* **ENTRIES PROVIDED**
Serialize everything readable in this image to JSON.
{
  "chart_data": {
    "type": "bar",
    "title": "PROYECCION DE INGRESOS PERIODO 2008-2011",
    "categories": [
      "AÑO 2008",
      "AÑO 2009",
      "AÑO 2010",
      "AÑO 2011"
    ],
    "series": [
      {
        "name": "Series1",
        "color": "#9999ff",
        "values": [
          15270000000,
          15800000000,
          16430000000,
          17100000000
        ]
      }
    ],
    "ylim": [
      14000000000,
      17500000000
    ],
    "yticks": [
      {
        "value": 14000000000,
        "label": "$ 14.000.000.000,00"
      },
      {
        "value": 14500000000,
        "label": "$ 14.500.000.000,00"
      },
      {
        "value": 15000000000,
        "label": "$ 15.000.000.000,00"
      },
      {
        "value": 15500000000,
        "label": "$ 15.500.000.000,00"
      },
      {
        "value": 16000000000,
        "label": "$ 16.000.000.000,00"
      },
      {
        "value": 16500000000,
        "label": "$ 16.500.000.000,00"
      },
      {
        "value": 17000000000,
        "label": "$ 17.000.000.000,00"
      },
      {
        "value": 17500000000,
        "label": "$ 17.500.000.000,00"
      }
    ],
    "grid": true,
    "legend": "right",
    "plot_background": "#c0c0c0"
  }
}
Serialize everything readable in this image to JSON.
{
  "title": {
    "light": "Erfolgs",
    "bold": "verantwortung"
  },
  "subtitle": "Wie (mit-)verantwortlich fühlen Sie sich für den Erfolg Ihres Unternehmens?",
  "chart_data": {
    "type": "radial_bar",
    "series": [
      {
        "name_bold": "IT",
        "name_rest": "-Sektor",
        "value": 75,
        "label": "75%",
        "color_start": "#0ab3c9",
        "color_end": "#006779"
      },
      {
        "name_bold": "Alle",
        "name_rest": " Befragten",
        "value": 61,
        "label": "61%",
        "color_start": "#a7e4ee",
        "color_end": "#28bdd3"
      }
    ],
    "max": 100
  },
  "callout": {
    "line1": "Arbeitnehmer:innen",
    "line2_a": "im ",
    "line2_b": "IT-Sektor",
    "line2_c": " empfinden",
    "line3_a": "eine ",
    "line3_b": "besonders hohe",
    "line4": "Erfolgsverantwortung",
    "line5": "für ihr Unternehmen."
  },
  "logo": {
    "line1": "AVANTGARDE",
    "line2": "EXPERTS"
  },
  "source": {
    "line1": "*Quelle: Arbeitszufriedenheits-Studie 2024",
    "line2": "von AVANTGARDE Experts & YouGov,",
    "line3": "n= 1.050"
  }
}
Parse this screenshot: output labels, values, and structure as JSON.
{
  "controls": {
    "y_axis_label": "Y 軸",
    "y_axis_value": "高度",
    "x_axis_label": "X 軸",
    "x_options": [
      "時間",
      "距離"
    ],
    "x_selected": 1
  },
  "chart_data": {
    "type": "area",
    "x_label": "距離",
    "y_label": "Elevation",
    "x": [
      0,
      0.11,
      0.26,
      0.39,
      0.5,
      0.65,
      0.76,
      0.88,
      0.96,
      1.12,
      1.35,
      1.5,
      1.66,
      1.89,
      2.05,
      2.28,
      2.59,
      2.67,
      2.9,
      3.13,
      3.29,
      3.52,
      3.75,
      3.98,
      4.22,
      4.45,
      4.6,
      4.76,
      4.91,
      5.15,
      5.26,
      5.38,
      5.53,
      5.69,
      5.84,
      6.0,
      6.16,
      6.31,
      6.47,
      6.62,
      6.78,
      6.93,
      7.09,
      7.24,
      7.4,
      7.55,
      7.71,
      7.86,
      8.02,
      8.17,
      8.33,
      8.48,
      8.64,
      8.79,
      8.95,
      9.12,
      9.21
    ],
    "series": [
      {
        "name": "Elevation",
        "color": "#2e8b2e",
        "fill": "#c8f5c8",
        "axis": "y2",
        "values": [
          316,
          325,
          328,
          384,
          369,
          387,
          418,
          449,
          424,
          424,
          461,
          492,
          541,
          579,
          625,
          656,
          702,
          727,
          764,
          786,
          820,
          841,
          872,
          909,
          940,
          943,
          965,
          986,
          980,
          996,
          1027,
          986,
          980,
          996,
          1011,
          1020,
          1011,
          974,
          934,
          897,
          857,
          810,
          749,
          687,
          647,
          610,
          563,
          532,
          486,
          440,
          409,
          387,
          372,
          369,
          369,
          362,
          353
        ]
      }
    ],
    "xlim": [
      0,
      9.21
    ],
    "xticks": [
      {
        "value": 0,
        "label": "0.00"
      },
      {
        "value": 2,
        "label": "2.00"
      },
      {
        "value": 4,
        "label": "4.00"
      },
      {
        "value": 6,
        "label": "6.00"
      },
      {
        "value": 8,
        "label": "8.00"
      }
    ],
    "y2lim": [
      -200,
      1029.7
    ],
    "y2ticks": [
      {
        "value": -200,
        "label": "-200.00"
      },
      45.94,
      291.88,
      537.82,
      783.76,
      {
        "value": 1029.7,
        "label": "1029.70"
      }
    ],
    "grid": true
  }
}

* **WORK INSTRUCTIONS**
All of the data above should be transcribed exactly.

* **OUTPUT FOR THIS TASK**
Serialize everything readable in this image to JSON.
{
  "chart_data": {
    "type": "bar",
    "title": "PROYECCION DE INGRESOS PERIODO 2008-2011",
    "categories": [
      "AÑO 2008",
      "AÑO 2009",
      "AÑO 2010",
      "AÑO 2011"
    ],
    "series": [
      {
        "name": "Series1",
        "color": "#9999ff",
        "values": [
          15270000000,
          15800000000,
          16430000000,
          17100000000
        ]
      }
    ],
    "ylim": [
      14000000000,
      17500000000
    ],
    "yticks": [
      {
        "value": 14000000000,
        "label": "$ 14.000.000.000,00"
      },
      {
        "value": 14500000000,
        "label": "$ 14.500.000.000,00"
      },
      {
        "value": 15000000000,
        "label": "$ 15.000.000.000,00"
      },
      {
        "value": 15500000000,
        "label": "$ 15.500.000.000,00"
      },
      {
        "value": 16000000000,
        "label": "$ 16.000.000.000,00"
      },
      {
        "value": 16500000000,
        "label": "$ 16.500.000.000,00"
      },
      {
        "value": 17000000000,
        "label": "$ 17.000.000.000,00"
      },
      {
        "value": 17500000000,
        "label": "$ 17.500.000.000,00"
      }
    ],
    "grid": true,
    "legend": "right",
    "plot_background": "#c0c0c0"
  }
}
Serialize everything readable in this image to JSON.
{
  "title": {
    "light": "Erfolgs",
    "bold": "verantwortung"
  },
  "subtitle": "Wie (mit-)verantwortlich fühlen Sie sich für den Erfolg Ihres Unternehmens?",
  "chart_data": {
    "type": "radial_bar",
    "series": [
      {
        "name_bold": "IT",
        "name_rest": "-Sektor",
        "value": 75,
        "label": "75%",
        "color_start": "#0ab3c9",
        "color_end": "#006779"
      },
      {
        "name_bold": "Alle",
        "name_rest": " Befragten",
        "value": 61,
        "label": "61%",
        "color_start": "#a7e4ee",
        "color_end": "#28bdd3"
      }
    ],
    "max": 100
  },
  "callout": {
    "line1": "Arbeitnehmer:innen",
    "line2_a": "im ",
    "line2_b": "IT-Sektor",
    "line2_c": " empfinden",
    "line3_a": "eine ",
    "line3_b": "besonders hohe",
    "line4": "Erfolgsverantwortung",
    "line5": "für ihr Unternehmen."
  },
  "logo": {
    "line1": "AVANTGARDE",
    "line2": "EXPERTS"
  },
  "source": {
    "line1": "*Quelle: Arbeitszufriedenheits-Studie 2024",
    "line2": "von AVANTGARDE Experts & YouGov,",
    "line3": "n= 1.050"
  }
}
Parse this screenshot: output labels, values, and structure as JSON.
{
  "controls": {
    "y_axis_label": "Y 軸",
    "y_axis_value": "高度",
    "x_axis_label": "X 軸",
    "x_options": [
      "時間",
      "距離"
    ],
    "x_selected": 1
  },
  "chart_data": {
    "type": "area",
    "x_label": "距離",
    "y_label": "Elevation",
    "x": [
      0,
      0.11,
      0.26,
      0.39,
      0.5,
      0.65,
      0.76,
      0.88,
      0.96,
      1.12,
      1.35,
      1.5,
      1.66,
      1.89,
      2.05,
      2.28,
      2.59,
      2.67,
      2.9,
      3.13,
      3.29,
      3.52,
      3.75,
      3.98,
      4.22,
      4.45,
      4.6,
      4.76,
      4.91,
      5.15,
      5.26,
      5.38,
      5.53,
      5.69,
      5.84,
      6.0,
      6.16,
      6.31,
      6.47,
      6.62,
      6.78,
      6.93,
      7.09,
      7.24,
      7.4,
      7.55,
      7.71,
      7.86,
      8.02,
      8.17,
      8.33,
      8.48,
      8.64,
      8.79,
      8.95,
      9.12,
      9.21
    ],
    "series": [
      {
        "name": "Elevation",
        "color": "#2e8b2e",
        "fill": "#c8f5c8",
        "axis": "y2",
        "values": [
          316,
          325,
          328,
          384,
          369,
          387,
          418,
          449,
          424,
          424,
          461,
          492,
          541,
          579,
          625,
          656,
          702,
          727,
          764,
          786,
          820,
          841,
          872,
          909,
          940,
          943,
          965,
          986,
          980,
          996,
          1027,
          986,
          980,
          996,
          1011,
          1020,
          1011,
          974,
          934,
          897,
          857,
          810,
          749,
          687,
          647,
          610,
          563,
          532,
          486,
          440,
          409,
          387,
          372,
          369,
          369,
          362,
          353
        ]
      }
    ],
    "xlim": [
      0,
      9.21
    ],
    "xticks": [
      {
        "value": 0,
        "label": "0.00"
      },
      {
        "value": 2,
        "label": "2.00"
      },
      {
        "value": 4,
        "label": "4.00"
      },
      {
        "value": 6,
        "label": "6.00"
      },
      {
        "value": 8,
        "label": "8.00"
      }
    ],
    "y2lim": [
      -200,
      1029.7
    ],
    "y2ticks": [
      {
        "value": -200,
        "label": "-200.00"
      },
      45.94,
      291.88,
      537.82,
      783.76,
      {
        "value": 1029.7,
        "label": "1029.70"
      }
    ],
    "grid": true
  }
}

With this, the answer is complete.